● **WORK TO BE COMPLETED**
Copy each line where the word "advantages" occurs.

-- BEGIN --

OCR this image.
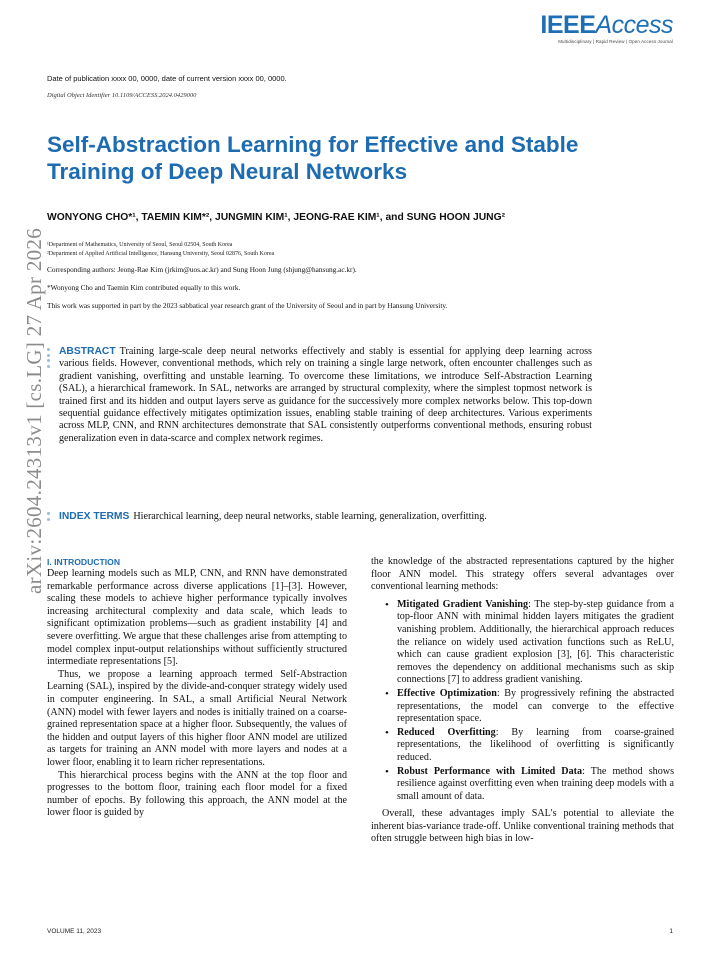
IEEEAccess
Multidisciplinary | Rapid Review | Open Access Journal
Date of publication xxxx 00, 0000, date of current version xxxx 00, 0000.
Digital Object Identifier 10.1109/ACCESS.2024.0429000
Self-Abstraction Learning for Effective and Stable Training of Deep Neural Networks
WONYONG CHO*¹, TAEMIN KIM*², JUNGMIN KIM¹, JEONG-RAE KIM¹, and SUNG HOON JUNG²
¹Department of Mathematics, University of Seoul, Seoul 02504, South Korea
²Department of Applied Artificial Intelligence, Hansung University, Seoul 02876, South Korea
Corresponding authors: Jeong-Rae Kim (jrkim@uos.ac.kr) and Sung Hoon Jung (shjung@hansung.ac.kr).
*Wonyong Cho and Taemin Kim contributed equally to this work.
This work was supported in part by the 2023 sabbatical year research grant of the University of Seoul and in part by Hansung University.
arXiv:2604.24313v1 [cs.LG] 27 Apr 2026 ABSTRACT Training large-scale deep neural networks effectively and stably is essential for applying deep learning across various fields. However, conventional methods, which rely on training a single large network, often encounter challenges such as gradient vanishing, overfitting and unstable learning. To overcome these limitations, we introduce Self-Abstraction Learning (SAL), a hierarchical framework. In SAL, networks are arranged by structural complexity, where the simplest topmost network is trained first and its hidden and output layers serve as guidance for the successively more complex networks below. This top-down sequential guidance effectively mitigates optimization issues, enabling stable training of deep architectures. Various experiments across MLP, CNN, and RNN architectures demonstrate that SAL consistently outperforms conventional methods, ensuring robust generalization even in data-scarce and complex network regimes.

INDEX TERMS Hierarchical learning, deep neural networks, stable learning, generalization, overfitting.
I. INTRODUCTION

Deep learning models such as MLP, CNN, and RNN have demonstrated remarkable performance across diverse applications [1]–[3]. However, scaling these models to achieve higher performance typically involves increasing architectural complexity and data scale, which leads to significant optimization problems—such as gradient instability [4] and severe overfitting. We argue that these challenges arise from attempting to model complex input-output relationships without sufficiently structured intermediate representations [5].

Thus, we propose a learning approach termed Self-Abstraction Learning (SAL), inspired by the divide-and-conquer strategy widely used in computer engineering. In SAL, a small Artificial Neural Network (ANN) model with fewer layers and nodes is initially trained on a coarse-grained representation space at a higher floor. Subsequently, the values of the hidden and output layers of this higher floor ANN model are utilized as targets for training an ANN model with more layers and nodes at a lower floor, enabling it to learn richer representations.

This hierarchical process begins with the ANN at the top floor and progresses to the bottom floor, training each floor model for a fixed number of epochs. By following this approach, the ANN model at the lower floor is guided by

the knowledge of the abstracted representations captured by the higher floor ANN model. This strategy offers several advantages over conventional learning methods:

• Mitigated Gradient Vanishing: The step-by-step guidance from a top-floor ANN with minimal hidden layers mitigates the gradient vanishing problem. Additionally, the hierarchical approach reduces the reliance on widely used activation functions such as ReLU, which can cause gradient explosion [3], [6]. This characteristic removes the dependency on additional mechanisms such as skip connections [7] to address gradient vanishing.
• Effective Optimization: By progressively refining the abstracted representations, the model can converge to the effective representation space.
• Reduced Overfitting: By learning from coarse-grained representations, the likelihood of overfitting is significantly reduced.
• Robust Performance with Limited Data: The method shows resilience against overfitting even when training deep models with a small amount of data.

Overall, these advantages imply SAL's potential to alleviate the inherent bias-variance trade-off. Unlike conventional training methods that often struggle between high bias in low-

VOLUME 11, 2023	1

-- END --

● **EXERCISE OUTPUT**
the knowledge of the abstracted representations captured by the higher floor ANN model. This strategy offers several advantages over conventional learning methods:
Overall, these advantages imply SAL's potential to alleviate the inherent bias-variance trade-off. Unlike conventional training methods that often struggle between high bias in low-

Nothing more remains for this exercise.